### PROBLEM STATEMENT
Repeat all entries exactly.

** begin DATA LINES **

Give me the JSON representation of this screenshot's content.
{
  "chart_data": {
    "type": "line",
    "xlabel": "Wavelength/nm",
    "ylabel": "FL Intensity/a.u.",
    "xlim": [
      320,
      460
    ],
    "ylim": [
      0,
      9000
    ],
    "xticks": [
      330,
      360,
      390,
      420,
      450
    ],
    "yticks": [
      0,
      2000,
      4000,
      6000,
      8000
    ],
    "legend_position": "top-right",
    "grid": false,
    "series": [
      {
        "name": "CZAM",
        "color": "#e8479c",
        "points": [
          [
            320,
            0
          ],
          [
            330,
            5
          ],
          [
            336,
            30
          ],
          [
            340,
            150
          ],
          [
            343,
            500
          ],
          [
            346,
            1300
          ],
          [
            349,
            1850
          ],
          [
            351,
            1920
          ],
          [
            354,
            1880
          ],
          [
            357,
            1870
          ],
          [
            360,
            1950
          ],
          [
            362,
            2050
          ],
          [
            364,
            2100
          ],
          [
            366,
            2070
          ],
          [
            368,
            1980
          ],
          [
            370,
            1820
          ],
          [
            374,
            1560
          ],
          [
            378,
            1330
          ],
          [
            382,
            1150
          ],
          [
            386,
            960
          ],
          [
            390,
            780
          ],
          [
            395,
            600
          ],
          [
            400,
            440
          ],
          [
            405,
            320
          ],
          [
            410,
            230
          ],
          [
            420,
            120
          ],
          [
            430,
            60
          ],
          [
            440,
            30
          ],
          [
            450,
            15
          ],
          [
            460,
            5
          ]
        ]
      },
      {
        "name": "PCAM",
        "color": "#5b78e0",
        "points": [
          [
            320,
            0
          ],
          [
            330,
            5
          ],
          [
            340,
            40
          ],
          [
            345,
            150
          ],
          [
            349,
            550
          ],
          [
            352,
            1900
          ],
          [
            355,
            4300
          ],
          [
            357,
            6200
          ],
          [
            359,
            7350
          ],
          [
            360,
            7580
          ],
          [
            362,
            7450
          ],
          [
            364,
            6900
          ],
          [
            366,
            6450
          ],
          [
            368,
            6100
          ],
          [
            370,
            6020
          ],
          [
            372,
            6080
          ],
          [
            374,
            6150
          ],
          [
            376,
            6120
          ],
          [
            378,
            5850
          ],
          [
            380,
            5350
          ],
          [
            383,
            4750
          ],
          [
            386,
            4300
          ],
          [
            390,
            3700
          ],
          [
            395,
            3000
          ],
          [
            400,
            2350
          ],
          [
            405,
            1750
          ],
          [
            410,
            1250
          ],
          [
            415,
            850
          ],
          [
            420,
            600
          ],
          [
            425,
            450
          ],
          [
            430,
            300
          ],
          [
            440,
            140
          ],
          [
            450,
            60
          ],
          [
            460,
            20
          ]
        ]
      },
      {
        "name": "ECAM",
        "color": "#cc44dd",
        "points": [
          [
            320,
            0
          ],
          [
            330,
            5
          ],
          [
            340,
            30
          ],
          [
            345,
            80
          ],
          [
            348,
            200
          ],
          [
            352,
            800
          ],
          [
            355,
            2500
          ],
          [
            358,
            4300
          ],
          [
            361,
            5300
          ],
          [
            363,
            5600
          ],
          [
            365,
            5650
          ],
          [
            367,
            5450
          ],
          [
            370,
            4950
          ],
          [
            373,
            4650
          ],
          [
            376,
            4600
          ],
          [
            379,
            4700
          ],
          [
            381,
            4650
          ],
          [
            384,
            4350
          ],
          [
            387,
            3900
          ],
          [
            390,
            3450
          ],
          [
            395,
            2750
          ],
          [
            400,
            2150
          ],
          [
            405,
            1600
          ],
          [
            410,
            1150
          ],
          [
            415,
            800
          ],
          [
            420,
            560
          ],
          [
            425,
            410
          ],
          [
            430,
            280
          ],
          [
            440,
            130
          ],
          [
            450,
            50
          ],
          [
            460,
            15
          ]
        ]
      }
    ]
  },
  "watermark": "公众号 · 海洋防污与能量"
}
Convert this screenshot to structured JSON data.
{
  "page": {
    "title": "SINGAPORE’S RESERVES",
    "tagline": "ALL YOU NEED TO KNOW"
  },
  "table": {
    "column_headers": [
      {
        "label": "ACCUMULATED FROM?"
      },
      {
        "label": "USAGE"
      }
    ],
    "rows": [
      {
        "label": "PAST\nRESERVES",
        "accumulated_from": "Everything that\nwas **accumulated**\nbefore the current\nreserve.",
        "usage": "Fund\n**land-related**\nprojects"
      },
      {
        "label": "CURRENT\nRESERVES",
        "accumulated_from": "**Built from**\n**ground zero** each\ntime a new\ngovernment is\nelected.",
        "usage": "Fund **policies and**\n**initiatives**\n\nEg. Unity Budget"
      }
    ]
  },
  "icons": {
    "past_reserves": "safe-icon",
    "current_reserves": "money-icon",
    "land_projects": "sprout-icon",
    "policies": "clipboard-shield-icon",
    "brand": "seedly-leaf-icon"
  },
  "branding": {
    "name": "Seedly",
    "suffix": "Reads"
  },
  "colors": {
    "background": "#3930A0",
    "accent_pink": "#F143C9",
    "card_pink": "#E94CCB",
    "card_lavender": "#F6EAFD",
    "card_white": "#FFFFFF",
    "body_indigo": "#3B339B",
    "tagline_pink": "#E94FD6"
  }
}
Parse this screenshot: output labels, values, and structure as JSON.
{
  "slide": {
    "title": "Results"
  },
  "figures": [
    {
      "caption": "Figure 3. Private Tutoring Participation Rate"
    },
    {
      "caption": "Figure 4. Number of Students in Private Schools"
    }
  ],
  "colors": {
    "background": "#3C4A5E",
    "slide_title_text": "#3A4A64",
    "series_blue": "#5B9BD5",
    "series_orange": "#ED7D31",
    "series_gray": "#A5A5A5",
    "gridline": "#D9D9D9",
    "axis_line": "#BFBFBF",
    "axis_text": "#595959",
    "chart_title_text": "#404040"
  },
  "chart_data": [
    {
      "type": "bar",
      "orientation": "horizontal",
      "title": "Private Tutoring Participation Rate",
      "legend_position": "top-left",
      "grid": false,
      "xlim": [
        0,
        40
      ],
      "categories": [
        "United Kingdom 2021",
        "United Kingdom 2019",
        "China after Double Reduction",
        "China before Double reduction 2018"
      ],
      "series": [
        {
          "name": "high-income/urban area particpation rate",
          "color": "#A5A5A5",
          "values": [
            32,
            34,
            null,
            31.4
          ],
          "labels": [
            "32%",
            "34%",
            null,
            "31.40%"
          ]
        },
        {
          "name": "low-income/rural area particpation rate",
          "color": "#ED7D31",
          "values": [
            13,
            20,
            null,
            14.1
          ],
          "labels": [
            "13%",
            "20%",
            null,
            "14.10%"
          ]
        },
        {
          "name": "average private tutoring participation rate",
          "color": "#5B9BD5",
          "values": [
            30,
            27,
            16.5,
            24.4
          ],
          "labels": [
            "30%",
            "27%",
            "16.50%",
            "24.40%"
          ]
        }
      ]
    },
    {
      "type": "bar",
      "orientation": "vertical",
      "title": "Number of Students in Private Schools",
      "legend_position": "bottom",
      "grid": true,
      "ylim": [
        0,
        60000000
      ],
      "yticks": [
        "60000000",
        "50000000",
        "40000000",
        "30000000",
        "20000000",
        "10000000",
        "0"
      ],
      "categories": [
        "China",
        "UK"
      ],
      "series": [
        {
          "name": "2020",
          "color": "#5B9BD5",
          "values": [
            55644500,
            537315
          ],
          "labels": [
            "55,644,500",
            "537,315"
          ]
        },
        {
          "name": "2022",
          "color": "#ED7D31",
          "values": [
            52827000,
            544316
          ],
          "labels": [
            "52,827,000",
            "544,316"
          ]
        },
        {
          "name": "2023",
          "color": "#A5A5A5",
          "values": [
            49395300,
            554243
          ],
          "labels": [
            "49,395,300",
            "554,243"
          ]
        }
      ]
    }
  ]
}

** end DATA LINES **

### WRITTEN SOLUTION
Give me the JSON representation of this screenshot's content.
{
  "chart_data": {
    "type": "line",
    "xlabel": "Wavelength/nm",
    "ylabel": "FL Intensity/a.u.",
    "xlim": [
      320,
      460
    ],
    "ylim": [
      0,
      9000
    ],
    "xticks": [
      330,
      360,
      390,
      420,
      450
    ],
    "yticks": [
      0,
      2000,
      4000,
      6000,
      8000
    ],
    "legend_position": "top-right",
    "grid": false,
    "series": [
      {
        "name": "CZAM",
        "color": "#e8479c",
        "points": [
          [
            320,
            0
          ],
          [
            330,
            5
          ],
          [
            336,
            30
          ],
          [
            340,
            150
          ],
          [
            343,
            500
          ],
          [
            346,
            1300
          ],
          [
            349,
            1850
          ],
          [
            351,
            1920
          ],
          [
            354,
            1880
          ],
          [
            357,
            1870
          ],
          [
            360,
            1950
          ],
          [
            362,
            2050
          ],
          [
            364,
            2100
          ],
          [
            366,
            2070
          ],
          [
            368,
            1980
          ],
          [
            370,
            1820
          ],
          [
            374,
            1560
          ],
          [
            378,
            1330
          ],
          [
            382,
            1150
          ],
          [
            386,
            960
          ],
          [
            390,
            780
          ],
          [
            395,
            600
          ],
          [
            400,
            440
          ],
          [
            405,
            320
          ],
          [
            410,
            230
          ],
          [
            420,
            120
          ],
          [
            430,
            60
          ],
          [
            440,
            30
          ],
          [
            450,
            15
          ],
          [
            460,
            5
          ]
        ]
      },
      {
        "name": "PCAM",
        "color": "#5b78e0",
        "points": [
          [
            320,
            0
          ],
          [
            330,
            5
          ],
          [
            340,
            40
          ],
          [
            345,
            150
          ],
          [
            349,
            550
          ],
          [
            352,
            1900
          ],
          [
            355,
            4300
          ],
          [
            357,
            6200
          ],
          [
            359,
            7350
          ],
          [
            360,
            7580
          ],
          [
            362,
            7450
          ],
          [
            364,
            6900
          ],
          [
            366,
            6450
          ],
          [
            368,
            6100
          ],
          [
            370,
            6020
          ],
          [
            372,
            6080
          ],
          [
            374,
            6150
          ],
          [
            376,
            6120
          ],
          [
            378,
            5850
          ],
          [
            380,
            5350
          ],
          [
            383,
            4750
          ],
          [
            386,
            4300
          ],
          [
            390,
            3700
          ],
          [
            395,
            3000
          ],
          [
            400,
            2350
          ],
          [
            405,
            1750
          ],
          [
            410,
            1250
          ],
          [
            415,
            850
          ],
          [
            420,
            600
          ],
          [
            425,
            450
          ],
          [
            430,
            300
          ],
          [
            440,
            140
          ],
          [
            450,
            60
          ],
          [
            460,
            20
          ]
        ]
      },
      {
        "name": "ECAM",
        "color": "#cc44dd",
        "points": [
          [
            320,
            0
          ],
          [
            330,
            5
          ],
          [
            340,
            30
          ],
          [
            345,
            80
          ],
          [
            348,
            200
          ],
          [
            352,
            800
          ],
          [
            355,
            2500
          ],
          [
            358,
            4300
          ],
          [
            361,
            5300
          ],
          [
            363,
            5600
          ],
          [
            365,
            5650
          ],
          [
            367,
            5450
          ],
          [
            370,
            4950
          ],
          [
            373,
            4650
          ],
          [
            376,
            4600
          ],
          [
            379,
            4700
          ],
          [
            381,
            4650
          ],
          [
            384,
            4350
          ],
          [
            387,
            3900
          ],
          [
            390,
            3450
          ],
          [
            395,
            2750
          ],
          [
            400,
            2150
          ],
          [
            405,
            1600
          ],
          [
            410,
            1150
          ],
          [
            415,
            800
          ],
          [
            420,
            560
          ],
          [
            425,
            410
          ],
          [
            430,
            280
          ],
          [
            440,
            130
          ],
          [
            450,
            50
          ],
          [
            460,
            15
          ]
        ]
      }
    ]
  },
  "watermark": "公众号 · 海洋防污与能量"
}
Convert this screenshot to structured JSON data.
{
  "page": {
    "title": "SINGAPORE’S RESERVES",
    "tagline": "ALL YOU NEED TO KNOW"
  },
  "table": {
    "column_headers": [
      {
        "label": "ACCUMULATED FROM?"
      },
      {
        "label": "USAGE"
      }
    ],
    "rows": [
      {
        "label": "PAST\nRESERVES",
        "accumulated_from": "Everything that\nwas **accumulated**\nbefore the current\nreserve.",
        "usage": "Fund\n**land-related**\nprojects"
      },
      {
        "label": "CURRENT\nRESERVES",
        "accumulated_from": "**Built from**\n**ground zero** each\ntime a new\ngovernment is\nelected.",
        "usage": "Fund **policies and**\n**initiatives**\n\nEg. Unity Budget"
      }
    ]
  },
  "icons": {
    "past_reserves": "safe-icon",
    "current_reserves": "money-icon",
    "land_projects": "sprout-icon",
    "policies": "clipboard-shield-icon",
    "brand": "seedly-leaf-icon"
  },
  "branding": {
    "name": "Seedly",
    "suffix": "Reads"
  },
  "colors": {
    "background": "#3930A0",
    "accent_pink": "#F143C9",
    "card_pink": "#E94CCB",
    "card_lavender": "#F6EAFD",
    "card_white": "#FFFFFF",
    "body_indigo": "#3B339B",
    "tagline_pink": "#E94FD6"
  }
}
Parse this screenshot: output labels, values, and structure as JSON.
{
  "slide": {
    "title": "Results"
  },
  "figures": [
    {
      "caption": "Figure 3. Private Tutoring Participation Rate"
    },
    {
      "caption": "Figure 4. Number of Students in Private Schools"
    }
  ],
  "colors": {
    "background": "#3C4A5E",
    "slide_title_text": "#3A4A64",
    "series_blue": "#5B9BD5",
    "series_orange": "#ED7D31",
    "series_gray": "#A5A5A5",
    "gridline": "#D9D9D9",
    "axis_line": "#BFBFBF",
    "axis_text": "#595959",
    "chart_title_text": "#404040"
  },
  "chart_data": [
    {
      "type": "bar",
      "orientation": "horizontal",
      "title": "Private Tutoring Participation Rate",
      "legend_position": "top-left",
      "grid": false,
      "xlim": [
        0,
        40
      ],
      "categories": [
        "United Kingdom 2021",
        "United Kingdom 2019",
        "China after Double Reduction",
        "China before Double reduction 2018"
      ],
      "series": [
        {
          "name": "high-income/urban area particpation rate",
          "color": "#A5A5A5",
          "values": [
            32,
            34,
            null,
            31.4
          ],
          "labels": [
            "32%",
            "34%",
            null,
            "31.40%"
          ]
        },
        {
          "name": "low-income/rural area particpation rate",
          "color": "#ED7D31",
          "values": [
            13,
            20,
            null,
            14.1
          ],
          "labels": [
            "13%",
            "20%",
            null,
            "14.10%"
          ]
        },
        {
          "name": "average private tutoring participation rate",
          "color": "#5B9BD5",
          "values": [
            30,
            27,
            16.5,
            24.4
          ],
          "labels": [
            "30%",
            "27%",
            "16.50%",
            "24.40%"
          ]
        }
      ]
    },
    {
      "type": "bar",
      "orientation": "vertical",
      "title": "Number of Students in Private Schools",
      "legend_position": "bottom",
      "grid": true,
      "ylim": [
        0,
        60000000
      ],
      "yticks": [
        "60000000",
        "50000000",
        "40000000",
        "30000000",
        "20000000",
        "10000000",
        "0"
      ],
      "categories": [
        "China",
        "UK"
      ],
      "series": [
        {
          "name": "2020",
          "color": "#5B9BD5",
          "values": [
            55644500,
            537315
          ],
          "labels": [
            "55,644,500",
            "537,315"
          ]
        },
        {
          "name": "2022",
          "color": "#ED7D31",
          "values": [
            52827000,
            544316
          ],
          "labels": [
            "52,827,000",
            "544,316"
          ]
        },
        {
          "name": "2023",
          "color": "#A5A5A5",
          "values": [
            49395300,
            554243
          ],
          "labels": [
            "49,395,300",
            "554,243"
          ]
        }
      ]
    }
  ]
}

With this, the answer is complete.